:: Brief ::
What follows is a block of records; reproduce all of it verbatim.

[Records from a data collection]
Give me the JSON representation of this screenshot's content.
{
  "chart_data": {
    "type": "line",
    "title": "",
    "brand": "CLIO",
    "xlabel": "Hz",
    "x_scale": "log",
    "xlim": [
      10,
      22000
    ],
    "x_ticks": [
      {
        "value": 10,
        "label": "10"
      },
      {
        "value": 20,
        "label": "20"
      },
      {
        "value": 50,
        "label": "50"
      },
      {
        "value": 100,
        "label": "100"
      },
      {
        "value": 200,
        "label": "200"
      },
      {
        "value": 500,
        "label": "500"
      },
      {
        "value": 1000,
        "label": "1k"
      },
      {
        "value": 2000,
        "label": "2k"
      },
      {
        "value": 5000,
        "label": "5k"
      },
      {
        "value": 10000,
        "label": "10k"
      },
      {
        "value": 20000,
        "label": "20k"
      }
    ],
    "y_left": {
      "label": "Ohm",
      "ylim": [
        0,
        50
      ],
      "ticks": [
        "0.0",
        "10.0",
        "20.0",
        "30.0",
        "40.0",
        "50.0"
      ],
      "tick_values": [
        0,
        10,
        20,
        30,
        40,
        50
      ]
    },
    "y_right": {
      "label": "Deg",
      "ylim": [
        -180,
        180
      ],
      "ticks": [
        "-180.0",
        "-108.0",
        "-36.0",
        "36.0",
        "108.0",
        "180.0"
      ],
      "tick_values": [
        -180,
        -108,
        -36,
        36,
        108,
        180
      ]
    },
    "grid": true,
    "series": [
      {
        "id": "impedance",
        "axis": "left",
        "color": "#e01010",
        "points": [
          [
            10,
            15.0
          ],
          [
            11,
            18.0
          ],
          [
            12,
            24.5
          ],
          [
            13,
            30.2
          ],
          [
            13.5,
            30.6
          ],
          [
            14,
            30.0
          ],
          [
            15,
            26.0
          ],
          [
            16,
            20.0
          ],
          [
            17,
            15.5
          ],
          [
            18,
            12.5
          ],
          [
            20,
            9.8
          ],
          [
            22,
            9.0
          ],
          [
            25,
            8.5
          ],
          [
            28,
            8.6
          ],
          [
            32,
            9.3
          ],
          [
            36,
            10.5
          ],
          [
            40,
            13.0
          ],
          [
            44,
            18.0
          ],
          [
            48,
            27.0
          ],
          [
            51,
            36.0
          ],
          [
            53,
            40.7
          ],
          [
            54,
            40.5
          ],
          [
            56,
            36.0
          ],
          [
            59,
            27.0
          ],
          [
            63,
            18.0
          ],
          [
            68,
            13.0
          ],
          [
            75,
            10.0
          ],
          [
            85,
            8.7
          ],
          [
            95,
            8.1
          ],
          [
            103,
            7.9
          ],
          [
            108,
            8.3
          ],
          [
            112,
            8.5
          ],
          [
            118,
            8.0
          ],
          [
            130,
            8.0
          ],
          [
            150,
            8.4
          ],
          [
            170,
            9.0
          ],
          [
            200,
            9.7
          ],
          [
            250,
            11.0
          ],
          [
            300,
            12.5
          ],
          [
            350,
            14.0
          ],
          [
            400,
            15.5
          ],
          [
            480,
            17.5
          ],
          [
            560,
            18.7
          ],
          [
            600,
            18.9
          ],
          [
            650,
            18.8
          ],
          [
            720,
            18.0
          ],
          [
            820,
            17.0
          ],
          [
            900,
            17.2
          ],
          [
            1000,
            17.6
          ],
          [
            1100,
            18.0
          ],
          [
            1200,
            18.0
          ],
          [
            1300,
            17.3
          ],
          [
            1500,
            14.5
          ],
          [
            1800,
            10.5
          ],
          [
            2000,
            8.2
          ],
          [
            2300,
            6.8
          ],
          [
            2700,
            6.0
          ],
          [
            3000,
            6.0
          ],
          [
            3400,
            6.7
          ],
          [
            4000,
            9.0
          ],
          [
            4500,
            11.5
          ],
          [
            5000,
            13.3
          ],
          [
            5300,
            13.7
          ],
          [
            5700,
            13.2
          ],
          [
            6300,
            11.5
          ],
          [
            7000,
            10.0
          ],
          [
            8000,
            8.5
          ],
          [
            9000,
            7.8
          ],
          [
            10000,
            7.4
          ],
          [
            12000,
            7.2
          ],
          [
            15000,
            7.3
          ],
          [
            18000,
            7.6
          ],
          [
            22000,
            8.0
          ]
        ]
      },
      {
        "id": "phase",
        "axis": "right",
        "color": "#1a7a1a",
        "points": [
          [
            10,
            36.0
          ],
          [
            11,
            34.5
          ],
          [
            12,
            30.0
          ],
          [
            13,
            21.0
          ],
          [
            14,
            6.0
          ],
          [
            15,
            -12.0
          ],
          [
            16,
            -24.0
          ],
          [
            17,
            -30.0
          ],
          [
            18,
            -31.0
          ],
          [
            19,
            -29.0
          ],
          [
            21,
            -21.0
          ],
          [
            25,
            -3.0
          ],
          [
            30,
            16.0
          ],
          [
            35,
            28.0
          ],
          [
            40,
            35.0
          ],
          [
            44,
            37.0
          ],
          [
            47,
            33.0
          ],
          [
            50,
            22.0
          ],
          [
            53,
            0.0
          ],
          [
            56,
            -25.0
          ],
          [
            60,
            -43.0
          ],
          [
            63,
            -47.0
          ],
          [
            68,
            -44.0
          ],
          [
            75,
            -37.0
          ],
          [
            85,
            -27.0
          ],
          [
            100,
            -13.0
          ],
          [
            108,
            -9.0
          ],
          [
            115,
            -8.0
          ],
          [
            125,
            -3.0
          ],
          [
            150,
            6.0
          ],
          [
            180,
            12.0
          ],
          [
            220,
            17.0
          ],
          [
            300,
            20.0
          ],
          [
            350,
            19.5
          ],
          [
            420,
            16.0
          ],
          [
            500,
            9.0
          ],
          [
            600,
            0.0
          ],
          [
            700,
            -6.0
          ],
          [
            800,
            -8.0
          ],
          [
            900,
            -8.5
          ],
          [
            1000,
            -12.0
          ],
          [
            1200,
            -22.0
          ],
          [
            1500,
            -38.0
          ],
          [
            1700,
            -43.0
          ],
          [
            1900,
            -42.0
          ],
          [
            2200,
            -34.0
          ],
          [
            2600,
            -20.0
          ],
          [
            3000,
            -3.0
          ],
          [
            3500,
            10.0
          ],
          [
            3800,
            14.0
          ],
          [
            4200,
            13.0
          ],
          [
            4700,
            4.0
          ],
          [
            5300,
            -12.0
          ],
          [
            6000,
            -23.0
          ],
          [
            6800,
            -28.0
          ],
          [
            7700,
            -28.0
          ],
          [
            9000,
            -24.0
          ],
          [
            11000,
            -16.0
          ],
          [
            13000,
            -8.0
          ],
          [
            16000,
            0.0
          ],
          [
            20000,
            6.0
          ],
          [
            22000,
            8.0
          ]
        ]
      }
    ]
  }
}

:: Solution for this task ::
Give me the JSON representation of this screenshot's content.
{
  "chart_data": {
    "type": "line",
    "title": "",
    "brand": "CLIO",
    "xlabel": "Hz",
    "x_scale": "log",
    "xlim": [
      10,
      22000
    ],
    "x_ticks": [
      {
        "value": 10,
        "label": "10"
      },
      {
        "value": 20,
        "label": "20"
      },
      {
        "value": 50,
        "label": "50"
      },
      {
        "value": 100,
        "label": "100"
      },
      {
        "value": 200,
        "label": "200"
      },
      {
        "value": 500,
        "label": "500"
      },
      {
        "value": 1000,
        "label": "1k"
      },
      {
        "value": 2000,
        "label": "2k"
      },
      {
        "value": 5000,
        "label": "5k"
      },
      {
        "value": 10000,
        "label": "10k"
      },
      {
        "value": 20000,
        "label": "20k"
      }
    ],
    "y_left": {
      "label": "Ohm",
      "ylim": [
        0,
        50
      ],
      "ticks": [
        "0.0",
        "10.0",
        "20.0",
        "30.0",
        "40.0",
        "50.0"
      ],
      "tick_values": [
        0,
        10,
        20,
        30,
        40,
        50
      ]
    },
    "y_right": {
      "label": "Deg",
      "ylim": [
        -180,
        180
      ],
      "ticks": [
        "-180.0",
        "-108.0",
        "-36.0",
        "36.0",
        "108.0",
        "180.0"
      ],
      "tick_values": [
        -180,
        -108,
        -36,
        36,
        108,
        180
      ]
    },
    "grid": true,
    "series": [
      {
        "id": "impedance",
        "axis": "left",
        "color": "#e01010",
        "points": [
          [
            10,
            15.0
          ],
          [
            11,
            18.0
          ],
          [
            12,
            24.5
          ],
          [
            13,
            30.2
          ],
          [
            13.5,
            30.6
          ],
          [
            14,
            30.0
          ],
          [
            15,
            26.0
          ],
          [
            16,
            20.0
          ],
          [
            17,
            15.5
          ],
          [
            18,
            12.5
          ],
          [
            20,
            9.8
          ],
          [
            22,
            9.0
          ],
          [
            25,
            8.5
          ],
          [
            28,
            8.6
          ],
          [
            32,
            9.3
          ],
          [
            36,
            10.5
          ],
          [
            40,
            13.0
          ],
          [
            44,
            18.0
          ],
          [
            48,
            27.0
          ],
          [
            51,
            36.0
          ],
          [
            53,
            40.7
          ],
          [
            54,
            40.5
          ],
          [
            56,
            36.0
          ],
          [
            59,
            27.0
          ],
          [
            63,
            18.0
          ],
          [
            68,
            13.0
          ],
          [
            75,
            10.0
          ],
          [
            85,
            8.7
          ],
          [
            95,
            8.1
          ],
          [
            103,
            7.9
          ],
          [
            108,
            8.3
          ],
          [
            112,
            8.5
          ],
          [
            118,
            8.0
          ],
          [
            130,
            8.0
          ],
          [
            150,
            8.4
          ],
          [
            170,
            9.0
          ],
          [
            200,
            9.7
          ],
          [
            250,
            11.0
          ],
          [
            300,
            12.5
          ],
          [
            350,
            14.0
          ],
          [
            400,
            15.5
          ],
          [
            480,
            17.5
          ],
          [
            560,
            18.7
          ],
          [
            600,
            18.9
          ],
          [
            650,
            18.8
          ],
          [
            720,
            18.0
          ],
          [
            820,
            17.0
          ],
          [
            900,
            17.2
          ],
          [
            1000,
            17.6
          ],
          [
            1100,
            18.0
          ],
          [
            1200,
            18.0
          ],
          [
            1300,
            17.3
          ],
          [
            1500,
            14.5
          ],
          [
            1800,
            10.5
          ],
          [
            2000,
            8.2
          ],
          [
            2300,
            6.8
          ],
          [
            2700,
            6.0
          ],
          [
            3000,
            6.0
          ],
          [
            3400,
            6.7
          ],
          [
            4000,
            9.0
          ],
          [
            4500,
            11.5
          ],
          [
            5000,
            13.3
          ],
          [
            5300,
            13.7
          ],
          [
            5700,
            13.2
          ],
          [
            6300,
            11.5
          ],
          [
            7000,
            10.0
          ],
          [
            8000,
            8.5
          ],
          [
            9000,
            7.8
          ],
          [
            10000,
            7.4
          ],
          [
            12000,
            7.2
          ],
          [
            15000,
            7.3
          ],
          [
            18000,
            7.6
          ],
          [
            22000,
            8.0
          ]
        ]
      },
      {
        "id": "phase",
        "axis": "right",
        "color": "#1a7a1a",
        "points": [
          [
            10,
            36.0
          ],
          [
            11,
            34.5
          ],
          [
            12,
            30.0
          ],
          [
            13,
            21.0
          ],
          [
            14,
            6.0
          ],
          [
            15,
            -12.0
          ],
          [
            16,
            -24.0
          ],
          [
            17,
            -30.0
          ],
          [
            18,
            -31.0
          ],
          [
            19,
            -29.0
          ],
          [
            21,
            -21.0
          ],
          [
            25,
            -3.0
          ],
          [
            30,
            16.0
          ],
          [
            35,
            28.0
          ],
          [
            40,
            35.0
          ],
          [
            44,
            37.0
          ],
          [
            47,
            33.0
          ],
          [
            50,
            22.0
          ],
          [
            53,
            0.0
          ],
          [
            56,
            -25.0
          ],
          [
            60,
            -43.0
          ],
          [
            63,
            -47.0
          ],
          [
            68,
            -44.0
          ],
          [
            75,
            -37.0
          ],
          [
            85,
            -27.0
          ],
          [
            100,
            -13.0
          ],
          [
            108,
            -9.0
          ],
          [
            115,
            -8.0
          ],
          [
            125,
            -3.0
          ],
          [
            150,
            6.0
          ],
          [
            180,
            12.0
          ],
          [
            220,
            17.0
          ],
          [
            300,
            20.0
          ],
          [
            350,
            19.5
          ],
          [
            420,
            16.0
          ],
          [
            500,
            9.0
          ],
          [
            600,
            0.0
          ],
          [
            700,
            -6.0
          ],
          [
            800,
            -8.0
          ],
          [
            900,
            -8.5
          ],
          [
            1000,
            -12.0
          ],
          [
            1200,
            -22.0
          ],
          [
            1500,
            -38.0
          ],
          [
            1700,
            -43.0
          ],
          [
            1900,
            -42.0
          ],
          [
            2200,
            -34.0
          ],
          [
            2600,
            -20.0
          ],
          [
            3000,
            -3.0
          ],
          [
            3500,
            10.0
          ],
          [
            3800,
            14.0
          ],
          [
            4200,
            13.0
          ],
          [
            4700,
            4.0
          ],
          [
            5300,
            -12.0
          ],
          [
            6000,
            -23.0
          ],
          [
            6800,
            -28.0
          ],
          [
            7700,
            -28.0
          ],
          [
            9000,
            -24.0
          ],
          [
            11000,
            -16.0
          ],
          [
            13000,
            -8.0
          ],
          [
            16000,
            0.0
          ],
          [
            20000,
            6.0
          ],
          [
            22000,
            8.0
          ]
        ]
      }
    ]
  }
}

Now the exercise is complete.